- _TEXTE PROPOSÉ_
((

Troubles du sommeil : un facteur de risque de cancer ?
Le lien entre le cancer et l’horloge circadienne est particulièrement clair si on examine la relation entre le sommeil et l’issue du cancer. Quel que soit le type de cancer, le fait de souffrir d’apnée du sommeil (et éventuellement d’autres troubles qui interfèrent avec le sommeil) est un a facteur de risque de cancer. Les personnes souffrant d’apnée du sommeil souffrent d’une diminution de l’oxygénation pendant leur sommeil, ce qui augmente les niveaux de VEGF, ou facteur de croissance endothélial vasculaire. Le VEGF est crucial pour la survie des cellules cancéreuses car il crée de nouveaux vaisseaux sanguins, leur permettant d’obtenir les nutriments dont elles ont besoin pour se développer de manière incontrôlée. Bien que nous associions l’apnée du sommeil à un mauvais sommeil et au ronflement, elle peut avoir des effets encore plus importants sur notre santé à long terme.

))

- _ENTRÉES FOURNIES_
((

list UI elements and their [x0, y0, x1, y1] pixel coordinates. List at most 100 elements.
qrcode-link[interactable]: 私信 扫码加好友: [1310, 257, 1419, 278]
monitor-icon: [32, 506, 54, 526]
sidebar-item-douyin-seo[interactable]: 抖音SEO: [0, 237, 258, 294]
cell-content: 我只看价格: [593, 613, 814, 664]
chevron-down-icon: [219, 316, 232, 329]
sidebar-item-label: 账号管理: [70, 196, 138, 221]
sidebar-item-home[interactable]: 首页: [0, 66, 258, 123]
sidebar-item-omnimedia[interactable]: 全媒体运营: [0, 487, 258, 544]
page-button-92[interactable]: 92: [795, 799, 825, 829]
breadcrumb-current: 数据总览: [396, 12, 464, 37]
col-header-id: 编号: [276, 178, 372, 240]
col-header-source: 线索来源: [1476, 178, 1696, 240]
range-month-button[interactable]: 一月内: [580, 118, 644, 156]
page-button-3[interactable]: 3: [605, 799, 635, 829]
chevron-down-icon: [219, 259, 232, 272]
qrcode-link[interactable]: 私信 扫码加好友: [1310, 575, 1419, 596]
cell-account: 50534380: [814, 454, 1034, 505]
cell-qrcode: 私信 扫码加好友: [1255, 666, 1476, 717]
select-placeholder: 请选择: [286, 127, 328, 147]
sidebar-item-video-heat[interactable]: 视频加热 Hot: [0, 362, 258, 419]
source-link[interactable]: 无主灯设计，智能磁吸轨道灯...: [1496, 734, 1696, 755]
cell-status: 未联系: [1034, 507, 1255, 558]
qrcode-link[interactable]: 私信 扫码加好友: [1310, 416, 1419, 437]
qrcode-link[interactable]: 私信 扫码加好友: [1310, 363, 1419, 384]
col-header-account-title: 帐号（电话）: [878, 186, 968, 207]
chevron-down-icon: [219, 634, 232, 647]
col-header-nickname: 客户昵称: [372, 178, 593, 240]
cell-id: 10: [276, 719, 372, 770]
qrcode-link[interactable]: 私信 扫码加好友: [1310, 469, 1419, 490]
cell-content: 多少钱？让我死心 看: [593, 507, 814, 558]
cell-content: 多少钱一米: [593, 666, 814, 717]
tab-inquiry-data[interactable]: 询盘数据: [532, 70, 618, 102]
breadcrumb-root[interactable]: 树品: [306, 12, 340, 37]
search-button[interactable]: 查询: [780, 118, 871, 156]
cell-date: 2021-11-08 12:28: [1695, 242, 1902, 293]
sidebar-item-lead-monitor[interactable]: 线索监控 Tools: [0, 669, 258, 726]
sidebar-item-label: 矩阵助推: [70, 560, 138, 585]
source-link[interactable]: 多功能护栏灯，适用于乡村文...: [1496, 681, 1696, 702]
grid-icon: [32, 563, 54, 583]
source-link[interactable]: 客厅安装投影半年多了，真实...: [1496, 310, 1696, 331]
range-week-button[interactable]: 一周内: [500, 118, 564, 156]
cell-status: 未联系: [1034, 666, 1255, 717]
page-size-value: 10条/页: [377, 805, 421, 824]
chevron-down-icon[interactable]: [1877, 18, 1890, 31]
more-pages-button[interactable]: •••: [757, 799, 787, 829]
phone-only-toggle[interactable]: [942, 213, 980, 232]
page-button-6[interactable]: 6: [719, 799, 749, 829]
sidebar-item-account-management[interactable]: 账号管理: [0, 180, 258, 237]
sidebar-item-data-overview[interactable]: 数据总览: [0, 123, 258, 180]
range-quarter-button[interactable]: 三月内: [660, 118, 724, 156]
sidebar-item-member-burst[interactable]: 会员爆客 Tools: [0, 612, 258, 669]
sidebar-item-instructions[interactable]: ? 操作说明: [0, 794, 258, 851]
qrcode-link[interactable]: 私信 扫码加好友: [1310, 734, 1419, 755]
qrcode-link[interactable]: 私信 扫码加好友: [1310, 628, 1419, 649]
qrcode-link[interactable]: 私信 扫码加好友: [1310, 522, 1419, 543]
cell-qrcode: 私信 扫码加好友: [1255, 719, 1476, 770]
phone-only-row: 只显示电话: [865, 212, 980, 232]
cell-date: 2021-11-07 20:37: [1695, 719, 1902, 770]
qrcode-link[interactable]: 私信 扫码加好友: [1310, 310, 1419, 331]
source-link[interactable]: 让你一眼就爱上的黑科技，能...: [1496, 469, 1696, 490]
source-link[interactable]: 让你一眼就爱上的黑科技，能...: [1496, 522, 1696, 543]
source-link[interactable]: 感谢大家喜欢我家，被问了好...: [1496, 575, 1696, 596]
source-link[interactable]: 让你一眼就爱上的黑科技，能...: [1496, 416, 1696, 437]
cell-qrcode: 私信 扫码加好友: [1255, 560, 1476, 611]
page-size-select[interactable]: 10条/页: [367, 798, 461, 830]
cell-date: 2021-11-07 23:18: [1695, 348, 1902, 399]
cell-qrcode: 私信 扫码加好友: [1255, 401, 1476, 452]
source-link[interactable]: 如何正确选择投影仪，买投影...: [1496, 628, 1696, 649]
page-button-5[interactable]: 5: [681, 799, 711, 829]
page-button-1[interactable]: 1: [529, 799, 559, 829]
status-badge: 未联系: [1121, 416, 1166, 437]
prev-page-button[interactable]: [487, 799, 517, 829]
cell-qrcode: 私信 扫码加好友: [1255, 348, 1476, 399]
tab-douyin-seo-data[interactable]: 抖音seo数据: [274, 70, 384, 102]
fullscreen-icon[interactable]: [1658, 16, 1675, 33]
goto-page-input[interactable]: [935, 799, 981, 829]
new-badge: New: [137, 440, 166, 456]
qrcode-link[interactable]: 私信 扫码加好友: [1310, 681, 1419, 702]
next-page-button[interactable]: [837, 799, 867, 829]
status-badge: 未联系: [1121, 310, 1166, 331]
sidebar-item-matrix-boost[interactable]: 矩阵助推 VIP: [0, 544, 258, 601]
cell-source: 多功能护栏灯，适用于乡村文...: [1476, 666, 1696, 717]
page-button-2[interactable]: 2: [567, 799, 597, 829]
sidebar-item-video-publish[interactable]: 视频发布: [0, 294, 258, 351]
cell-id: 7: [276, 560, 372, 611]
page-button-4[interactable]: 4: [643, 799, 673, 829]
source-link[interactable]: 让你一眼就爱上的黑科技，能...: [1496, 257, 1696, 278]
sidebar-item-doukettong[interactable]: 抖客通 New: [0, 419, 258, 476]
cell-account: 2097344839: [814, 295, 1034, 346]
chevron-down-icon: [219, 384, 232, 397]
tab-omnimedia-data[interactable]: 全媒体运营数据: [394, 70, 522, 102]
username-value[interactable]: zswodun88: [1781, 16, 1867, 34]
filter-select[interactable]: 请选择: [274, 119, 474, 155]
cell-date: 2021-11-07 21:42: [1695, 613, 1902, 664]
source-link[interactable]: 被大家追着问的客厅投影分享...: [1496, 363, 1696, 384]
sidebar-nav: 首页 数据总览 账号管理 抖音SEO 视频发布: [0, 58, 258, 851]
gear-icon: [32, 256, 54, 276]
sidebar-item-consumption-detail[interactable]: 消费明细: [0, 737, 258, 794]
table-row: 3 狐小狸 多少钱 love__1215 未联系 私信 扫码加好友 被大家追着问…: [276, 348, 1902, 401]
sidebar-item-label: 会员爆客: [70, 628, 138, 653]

))

- _TÂCHES ET EXERCICES_
a) Reproduisez fidèlement un extrait du texte sur les troubles du sommeil et le cancer : commencez aux mots « Le lien entre » et arrêtez-vous après les mots « à long terme. ».
b) Répondez aux questions suivantes d'après le texte sur les troubles du sommeil et le cancer.
(i) Quel effet la diminution de l'oxygénation pendant le sommeil a-t-elle sur les niveaux de VEGF ?
(ii) Que crée le VEGF ?
(iii) À quoi associe-t-on habituellement l'apnée du sommeil ?
Veuillez vous appuyer uniquement sur le texte proposé.

- _RÉPONSES FOURNIES_
a)
Le lien entre le cancer et l’horloge circadienne est particulièrement clair si on examine la relation entre le sommeil et l’issue du cancer. Quel que soit le type de cancer, le fait de souffrir d’apnée du sommeil (et éventuellement d’autres troubles qui interfèrent avec le sommeil) est un a facteur de risque de cancer. Les personnes souffrant d’apnée du sommeil souffrent d’une diminution de l’oxygénation pendant leur sommeil, ce qui augmente les niveaux de VEGF, ou facteur de croissance endothélial vasculaire. Le VEGF est crucial pour la survie des cellules cancéreuses car il crée de nouveaux vaisseaux sanguins, leur permettant d’obtenir les nutriments dont elles ont besoin pour se développer de manière incontrôlée. Bien que nous associions l’apnée du sommeil à un mauvais sommeil et au ronflement, elle peut avoir des effets encore plus importants sur notre santé à long terme.

b)
(i) Elle augmente les niveaux de VEGF.
(ii) De nouveaux vaisseaux sanguins.
(iii) À un mauvais sommeil et au ronflement.